EXERCISE TASK
Go through the data below and gather each line containing "personal".

ENTRIES SUPPLIED
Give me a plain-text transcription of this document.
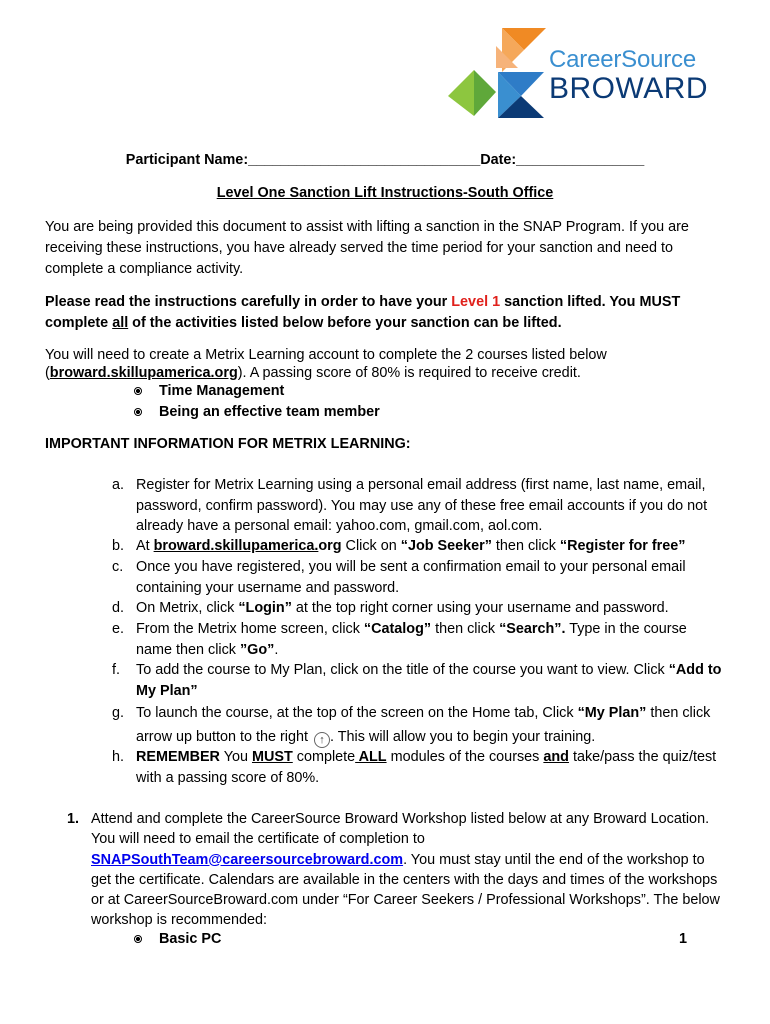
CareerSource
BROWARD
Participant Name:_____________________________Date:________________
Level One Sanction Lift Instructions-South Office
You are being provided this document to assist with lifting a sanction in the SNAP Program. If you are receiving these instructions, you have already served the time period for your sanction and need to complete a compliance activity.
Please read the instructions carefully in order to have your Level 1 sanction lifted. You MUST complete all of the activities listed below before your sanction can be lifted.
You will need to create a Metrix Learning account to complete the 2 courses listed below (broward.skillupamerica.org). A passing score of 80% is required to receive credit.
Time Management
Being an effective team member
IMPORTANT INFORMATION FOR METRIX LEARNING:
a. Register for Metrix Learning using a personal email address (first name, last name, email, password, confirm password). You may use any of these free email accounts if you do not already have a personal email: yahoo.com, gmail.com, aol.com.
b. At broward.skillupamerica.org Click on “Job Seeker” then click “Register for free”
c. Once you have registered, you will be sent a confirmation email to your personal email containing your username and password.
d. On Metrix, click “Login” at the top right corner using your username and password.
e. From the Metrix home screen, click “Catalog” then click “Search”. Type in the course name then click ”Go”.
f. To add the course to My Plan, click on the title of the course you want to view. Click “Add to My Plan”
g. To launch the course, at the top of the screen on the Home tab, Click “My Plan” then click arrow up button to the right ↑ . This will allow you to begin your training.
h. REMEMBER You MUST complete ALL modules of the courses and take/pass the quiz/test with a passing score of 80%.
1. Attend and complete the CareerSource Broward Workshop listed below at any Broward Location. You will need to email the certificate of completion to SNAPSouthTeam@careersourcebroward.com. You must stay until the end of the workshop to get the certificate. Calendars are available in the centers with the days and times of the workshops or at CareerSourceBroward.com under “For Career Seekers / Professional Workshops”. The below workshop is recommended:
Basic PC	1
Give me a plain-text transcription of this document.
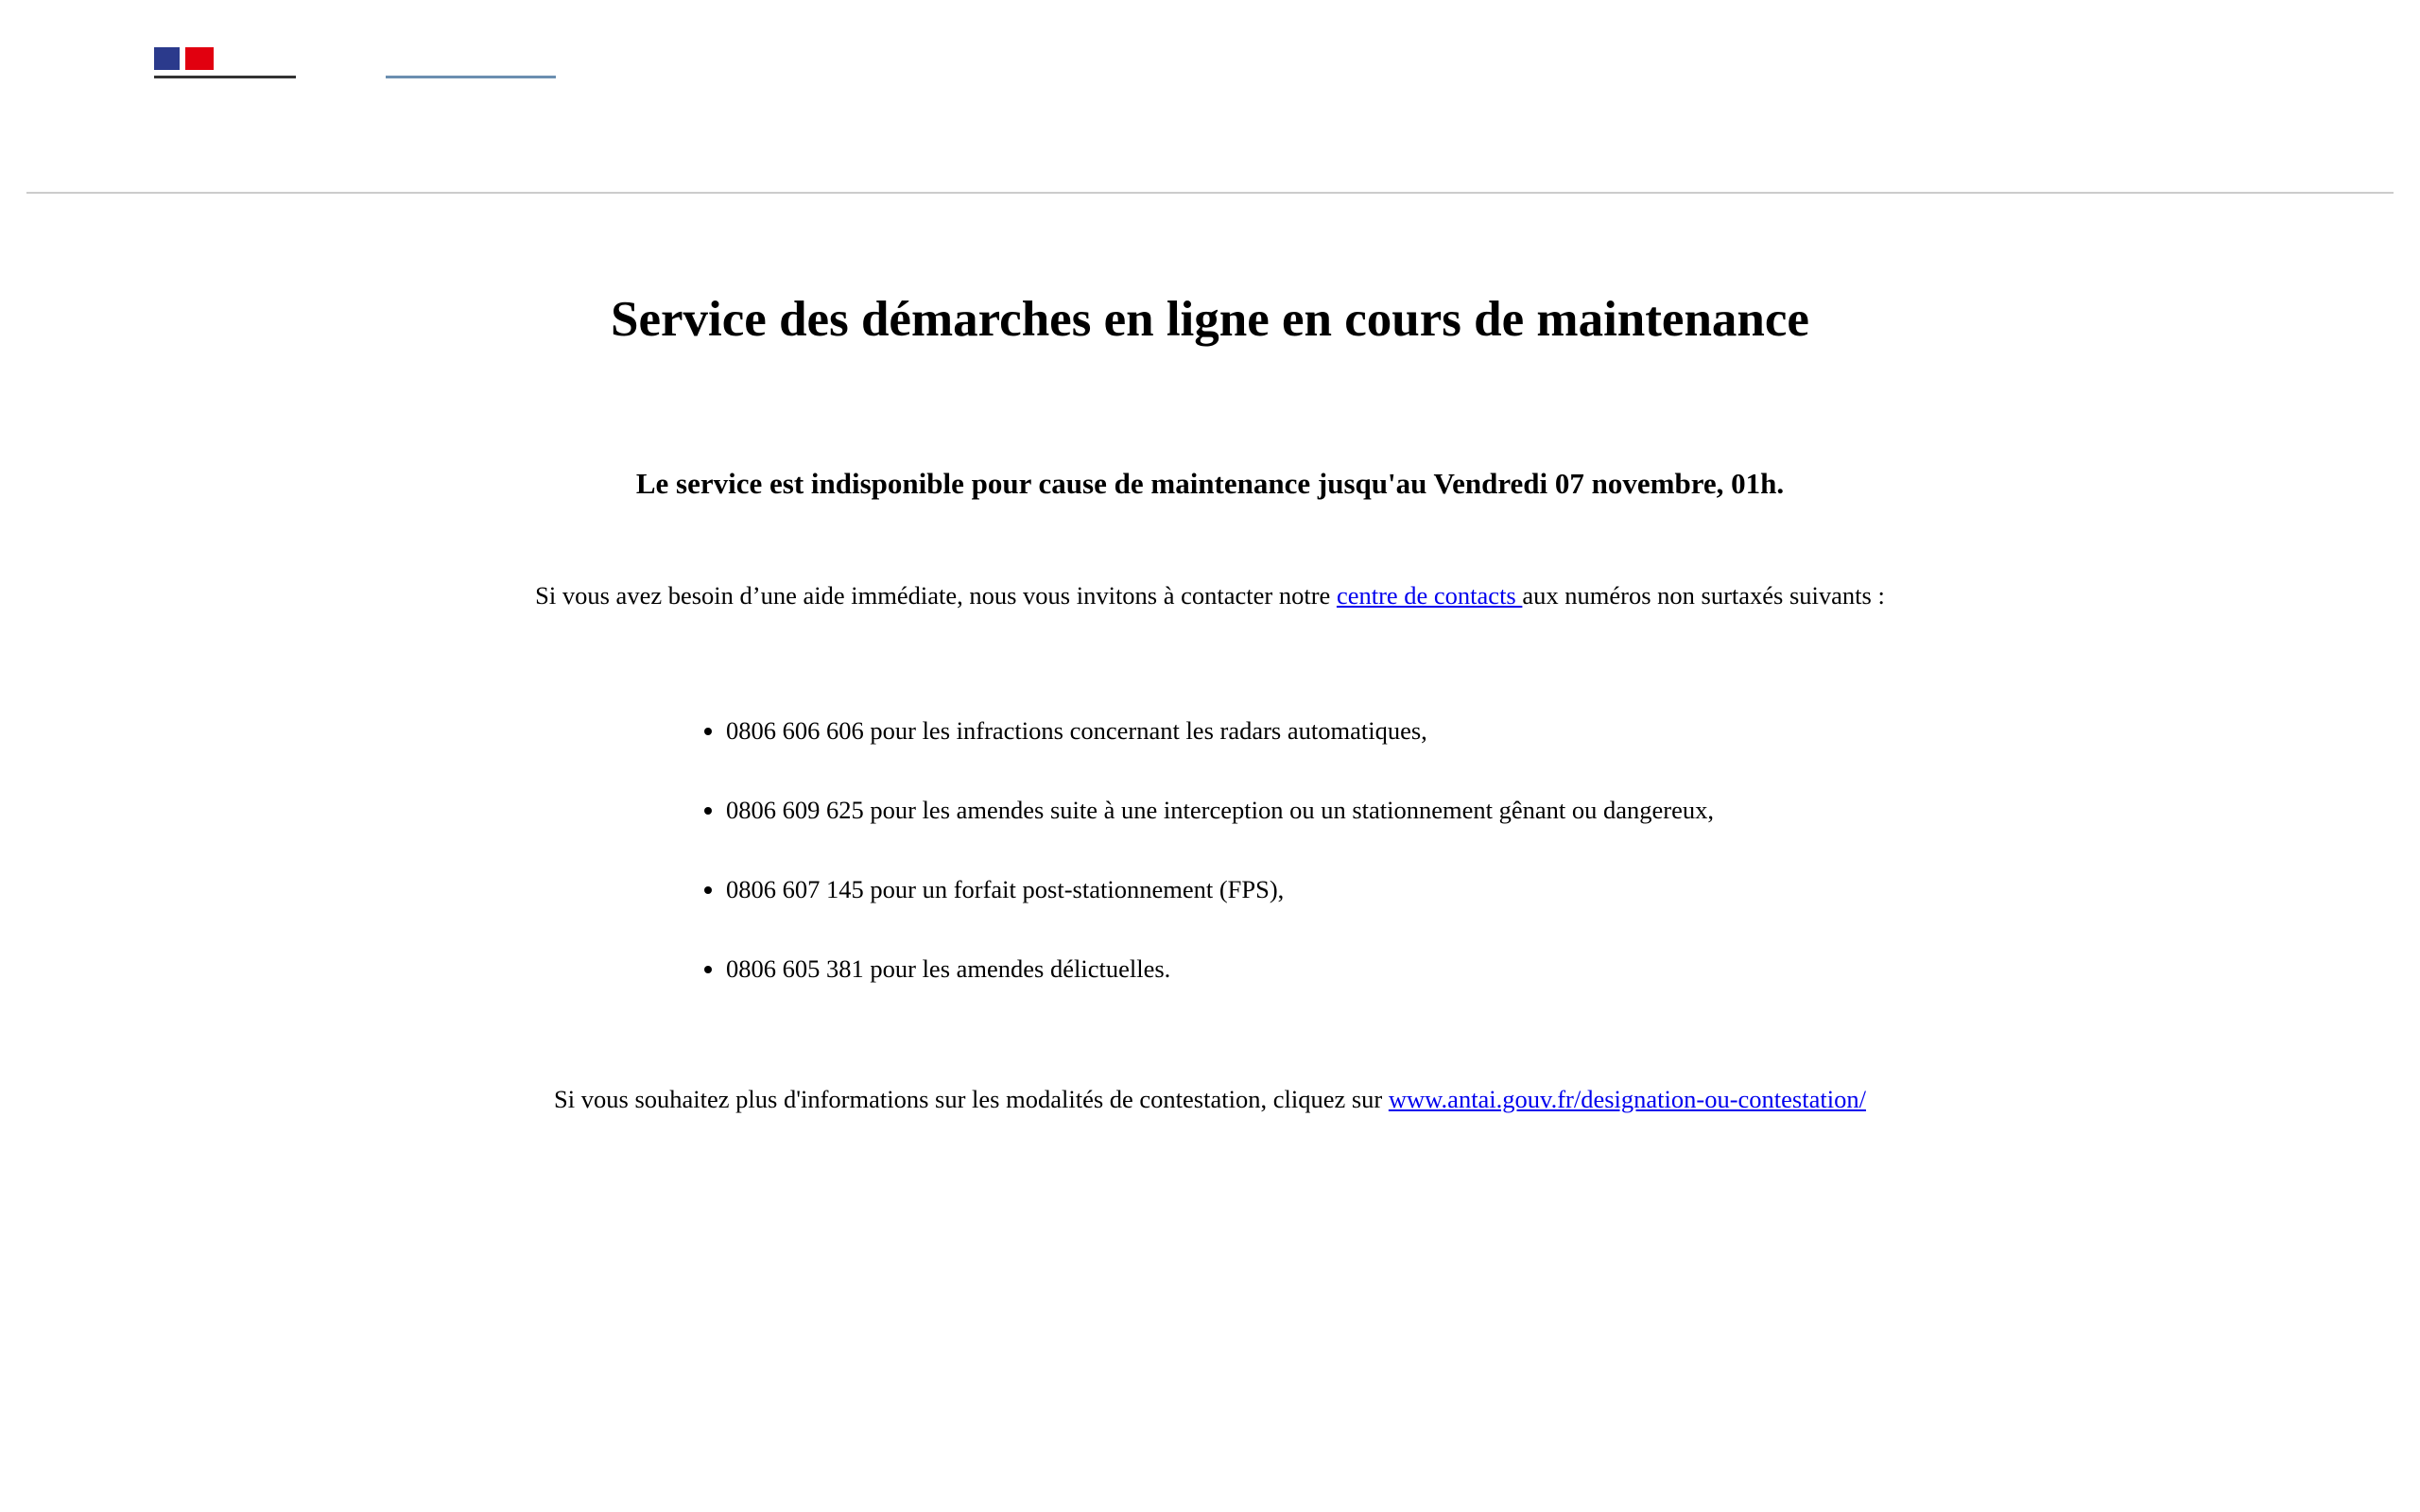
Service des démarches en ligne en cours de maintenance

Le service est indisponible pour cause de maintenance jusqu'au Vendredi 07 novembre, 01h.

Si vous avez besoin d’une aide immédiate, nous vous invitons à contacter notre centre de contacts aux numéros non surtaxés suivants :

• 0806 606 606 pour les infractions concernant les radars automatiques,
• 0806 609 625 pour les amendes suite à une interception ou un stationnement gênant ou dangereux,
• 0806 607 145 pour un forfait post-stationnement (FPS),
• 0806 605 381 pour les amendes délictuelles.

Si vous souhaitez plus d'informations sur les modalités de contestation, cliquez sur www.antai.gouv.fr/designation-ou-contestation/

ANSWER TO THIS EXERCISE
a. Register for Metrix Learning using a personal email address (first name, last name, email, password, confirm password). You may use any of these free email accounts if you do not already have a personal email: yahoo.com, gmail.com, aol.com.
c. Once you have registered, you will be sent a confirmation email to your personal email containing your username and password.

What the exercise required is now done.